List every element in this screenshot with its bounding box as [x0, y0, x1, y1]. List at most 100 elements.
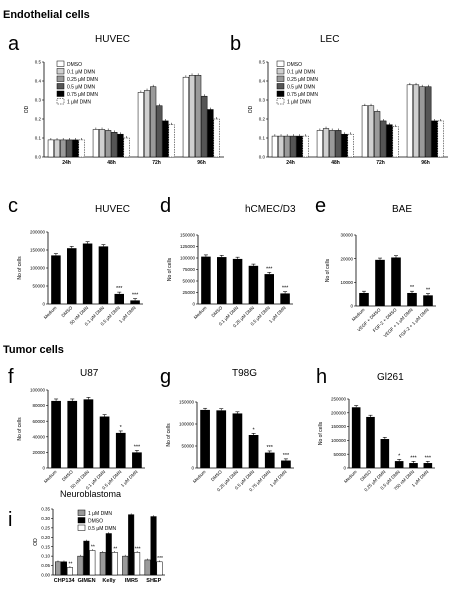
legend-swatch	[56, 75, 65, 82]
y-tick-label: 150000	[331, 424, 347, 429]
x-tick-label: Medium	[193, 305, 208, 320]
bar	[51, 255, 61, 304]
charts-layer: a HUVEC 0.0 0.1 0.2 0.3 0.4 0.5 OD 24h 48h 72h 96h DM…	[8, 33, 448, 584]
panel-letter: h	[316, 366, 327, 388]
bar	[437, 120, 444, 158]
y-tick-label: 20000	[340, 256, 353, 261]
bar	[386, 124, 393, 158]
bar	[406, 84, 413, 158]
bar	[168, 124, 175, 158]
x-tick-label: 1 μM DMN	[268, 305, 287, 324]
bar	[105, 130, 112, 158]
x-tick-label: Medium	[343, 469, 358, 484]
significance-label: *	[120, 425, 123, 431]
x-tick-label: 24h	[286, 160, 295, 166]
bar	[60, 561, 67, 576]
x-tick-label: 96h	[197, 160, 206, 166]
chart-panel-i: i Neuroblastoma 0.00 0.05 0.10 0.15 0.20 0.25 0.…	[8, 489, 165, 584]
bar	[374, 111, 381, 158]
bar	[195, 75, 202, 158]
y-tick-label: 0	[350, 304, 353, 309]
significance-label: ***	[410, 455, 417, 461]
panel-title: Neuroblastoma	[60, 489, 121, 499]
panel-title: Gl261	[377, 372, 404, 383]
legend-swatch	[276, 98, 285, 105]
y-tick-label: 0.00	[41, 573, 50, 578]
bar	[143, 90, 151, 158]
y-tick-label: 100000	[30, 266, 46, 271]
panel-title: HUVEC	[95, 204, 130, 215]
significance-label: ***	[267, 445, 274, 451]
y-axis-label: OD	[248, 105, 254, 113]
legend-swatch	[276, 83, 285, 90]
bar	[99, 416, 110, 468]
bar	[232, 258, 243, 304]
y-axis-label: No of cells	[17, 256, 23, 280]
chart-panel-d: d hCMEC/D3 0 25000 50000 75000 100000 125000 150…	[160, 195, 296, 328]
y-tick-label: 0.35	[41, 507, 50, 512]
legend-swatch	[77, 509, 86, 516]
legend-label: 1 μM DMN	[67, 100, 91, 106]
x-tick-label: DMSO	[210, 305, 223, 318]
legend-label: DMSO	[88, 519, 103, 525]
y-tick-label: 0	[191, 466, 194, 471]
panel-title: LEC	[320, 34, 339, 45]
significance-label: **	[426, 288, 431, 294]
x-tick-label: DMSO	[359, 469, 372, 482]
bar	[83, 399, 94, 468]
bar	[117, 133, 124, 158]
bar	[162, 120, 169, 158]
y-tick-label: 0.3	[259, 98, 266, 103]
significance-label: ***	[135, 546, 141, 552]
x-tick-label: SHEP	[146, 578, 161, 584]
bar	[98, 246, 109, 304]
panel-title: hCMEC/D3	[245, 204, 296, 215]
chart-panel-h: h Gl261 0 50000 100000 150000 200000 250000 No o…	[316, 366, 435, 492]
bar	[67, 248, 77, 304]
y-tick-label: 30000	[340, 233, 353, 238]
y-tick-label: 50000	[333, 452, 346, 457]
x-tick-label: 48h	[107, 160, 116, 166]
y-tick-label: 0.20	[41, 535, 50, 540]
x-tick-label: Kelly	[102, 578, 116, 584]
bar	[89, 550, 96, 576]
legend-swatch	[77, 517, 86, 524]
legend-label: 0.1 μM DMN	[287, 70, 316, 76]
y-tick-label: 0.05	[41, 563, 50, 568]
y-tick-label: 150000	[180, 233, 196, 238]
bar	[248, 435, 259, 468]
y-tick-label: 0.10	[41, 554, 50, 559]
legend-swatch	[276, 90, 285, 97]
y-tick-label: 0	[42, 302, 45, 307]
bar	[128, 514, 135, 576]
bar	[361, 105, 368, 158]
significance-label: ***	[157, 556, 163, 562]
legend-swatch	[276, 60, 285, 67]
panel-letter: d	[160, 195, 171, 217]
bar	[156, 561, 163, 576]
chart-panel-a: a HUVEC 0.0 0.1 0.2 0.3 0.4 0.5 OD 24h 48h 72h 96h DM…	[8, 33, 224, 166]
panel-title: U87	[80, 368, 99, 379]
legend-swatch	[56, 68, 65, 75]
significance-label: ***	[283, 453, 290, 459]
legend-swatch	[56, 98, 65, 105]
significance-label: ***	[116, 286, 123, 292]
x-tick-label: IMR5	[125, 578, 138, 584]
y-tick-label: 50000	[32, 284, 45, 289]
bar	[150, 516, 157, 576]
bar	[134, 552, 141, 576]
bar	[188, 75, 196, 158]
legend-swatch	[276, 68, 285, 75]
bar	[392, 126, 399, 158]
chart-panel-g: g T98G 0 50000 100000 150000 No of cells Medium…	[160, 366, 294, 492]
bar	[359, 292, 369, 306]
x-tick-label: FGF-2 + 1 μM DMN	[398, 307, 430, 339]
bar	[264, 452, 275, 468]
section-label-endothelial: Endothelial cells	[3, 9, 90, 21]
bar	[232, 413, 243, 468]
legend-label: 0.25 μM DMN	[287, 77, 318, 83]
x-tick-label: 24h	[62, 160, 71, 166]
chart-panel-b: b LEC 0.0 0.1 0.2 0.3 0.4 0.5 OD 24h 48h 72h 96h DMSO…	[230, 33, 448, 166]
y-tick-label: 0.0	[35, 155, 42, 160]
y-tick-label: 100000	[331, 438, 347, 443]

******

WHAT YOU NEED TO DO:
Pictures aside, reproduce all of the material above without alteration.

EXERCISE RESPONSE:
List every element in this screenshot with its bounding box as [x0, y0, x1, y1]. List at most 100 elements.
legend-swatch	[56, 75, 65, 82]
y-tick-label: 150000	[331, 424, 347, 429]
x-tick-label: Medium	[193, 305, 208, 320]
bar	[51, 255, 61, 304]
charts-layer: a HUVEC 0.0 0.1 0.2 0.3 0.4 0.5 OD 24h 48h 72h 96h DM…	[8, 33, 448, 584]
panel-letter: h	[316, 366, 327, 388]
bar	[437, 120, 444, 158]
y-tick-label: 20000	[340, 256, 353, 261]
bar	[386, 124, 393, 158]
bar	[406, 84, 413, 158]
bar	[168, 124, 175, 158]
x-tick-label: 1 μM DMN	[268, 305, 287, 324]
bar	[105, 130, 112, 158]
x-tick-label: Medium	[343, 469, 358, 484]
significance-label: *	[120, 425, 123, 431]
x-tick-label: 24h	[286, 160, 295, 166]
bar	[60, 561, 67, 576]
x-tick-label: 96h	[197, 160, 206, 166]
chart-panel-i: i Neuroblastoma 0.00 0.05 0.10 0.15 0.20 0.25 0.…	[8, 489, 165, 584]
bar	[374, 111, 381, 158]
bar	[195, 75, 202, 158]
y-tick-label: 0	[350, 304, 353, 309]
significance-label: ***	[410, 455, 417, 461]
panel-title: Neuroblastoma	[60, 489, 121, 499]
panel-title: Gl261	[377, 372, 404, 383]
legend-swatch	[276, 98, 285, 105]
y-tick-label: 0.00	[41, 573, 50, 578]
bar	[143, 90, 151, 158]
y-tick-label: 100000	[30, 266, 46, 271]
panel-title: HUVEC	[95, 204, 130, 215]
significance-label: ***	[267, 445, 274, 451]
y-axis-label: OD	[248, 105, 254, 113]
legend-swatch	[276, 83, 285, 90]
bar	[99, 416, 110, 468]
bar	[232, 258, 243, 304]
y-axis-label: No of cells	[17, 256, 23, 280]
chart-panel-d: d hCMEC/D3 0 25000 50000 75000 100000 125000 150…	[160, 195, 296, 328]
y-tick-label: 0.35	[41, 507, 50, 512]
legend-swatch	[77, 509, 86, 516]
legend-label: 1 μM DMN	[67, 100, 91, 106]
x-tick-label: DMSO	[210, 305, 223, 318]
legend-label: DMSO	[88, 519, 103, 525]
y-tick-label: 0	[191, 466, 194, 471]
panel-title: LEC	[320, 34, 339, 45]
significance-label: **	[426, 288, 431, 294]
x-tick-label: DMSO	[359, 469, 372, 482]
bar	[83, 399, 94, 468]
bar	[117, 133, 124, 158]
bar	[162, 120, 169, 158]
y-tick-label: 0.3	[259, 98, 266, 103]
significance-label: ***	[135, 546, 141, 552]
x-tick-label: SHEP	[146, 578, 161, 584]
bar	[98, 246, 109, 304]
panel-title: hCMEC/D3	[245, 204, 296, 215]
chart-panel-h: h Gl261 0 50000 100000 150000 200000 250000 No o…	[316, 366, 435, 492]
bar	[67, 248, 77, 304]
y-tick-label: 30000	[340, 233, 353, 238]
y-tick-label: 50000	[333, 452, 346, 457]
x-tick-label: 48h	[107, 160, 116, 166]
y-tick-label: 0.20	[41, 535, 50, 540]
x-tick-label: Kelly	[102, 578, 116, 584]
bar	[89, 550, 96, 576]
legend-swatch	[77, 517, 86, 524]
legend-label: 0.1 μM DMN	[287, 70, 316, 76]
y-tick-label: 0.05	[41, 563, 50, 568]
y-tick-label: 150000	[180, 233, 196, 238]
bar	[248, 435, 259, 468]
y-tick-label: 0.10	[41, 554, 50, 559]
legend-swatch	[276, 90, 285, 97]
y-tick-label: 0	[42, 302, 45, 307]
bar	[128, 514, 135, 576]
bar	[361, 105, 368, 158]
significance-label: ***	[157, 556, 163, 562]
legend-swatch	[276, 60, 285, 67]
panel-letter: d	[160, 195, 171, 217]
bar	[156, 561, 163, 576]
chart-panel-a: a HUVEC 0.0 0.1 0.2 0.3 0.4 0.5 OD 24h 48h 72h 96h DM…	[8, 33, 224, 166]
panel-title: U87	[80, 368, 99, 379]
legend-swatch	[56, 68, 65, 75]
significance-label: ***	[283, 453, 290, 459]
legend-swatch	[56, 98, 65, 105]
significance-label: ***	[116, 286, 123, 292]
x-tick-label: IMR5	[125, 578, 138, 584]
y-tick-label: 50000	[32, 284, 45, 289]
bar	[150, 516, 157, 576]
bar	[134, 552, 141, 576]
bar	[188, 75, 196, 158]
legend-swatch	[276, 68, 285, 75]
bar	[392, 126, 399, 158]
chart-panel-g: g T98G 0 50000 100000 150000 No of cells Medium…	[160, 366, 294, 492]
bar	[359, 292, 369, 306]
x-tick-label: FGF-2 + 1 μM DMN	[398, 307, 430, 339]
bar	[264, 452, 275, 468]
section-label-endothelial: Endothelial cells	[3, 9, 90, 21]
bar	[232, 413, 243, 468]
legend-label: 0.25 μM DMN	[287, 77, 318, 83]
x-tick-label: 24h	[62, 160, 71, 166]
chart-panel-b: b LEC 0.0 0.1 0.2 0.3 0.4 0.5 OD 24h 48h 72h 96h DMSO…	[230, 33, 448, 166]
y-tick-label: 0.0	[35, 155, 42, 160]
y-tick-label: 100000	[331, 438, 347, 443]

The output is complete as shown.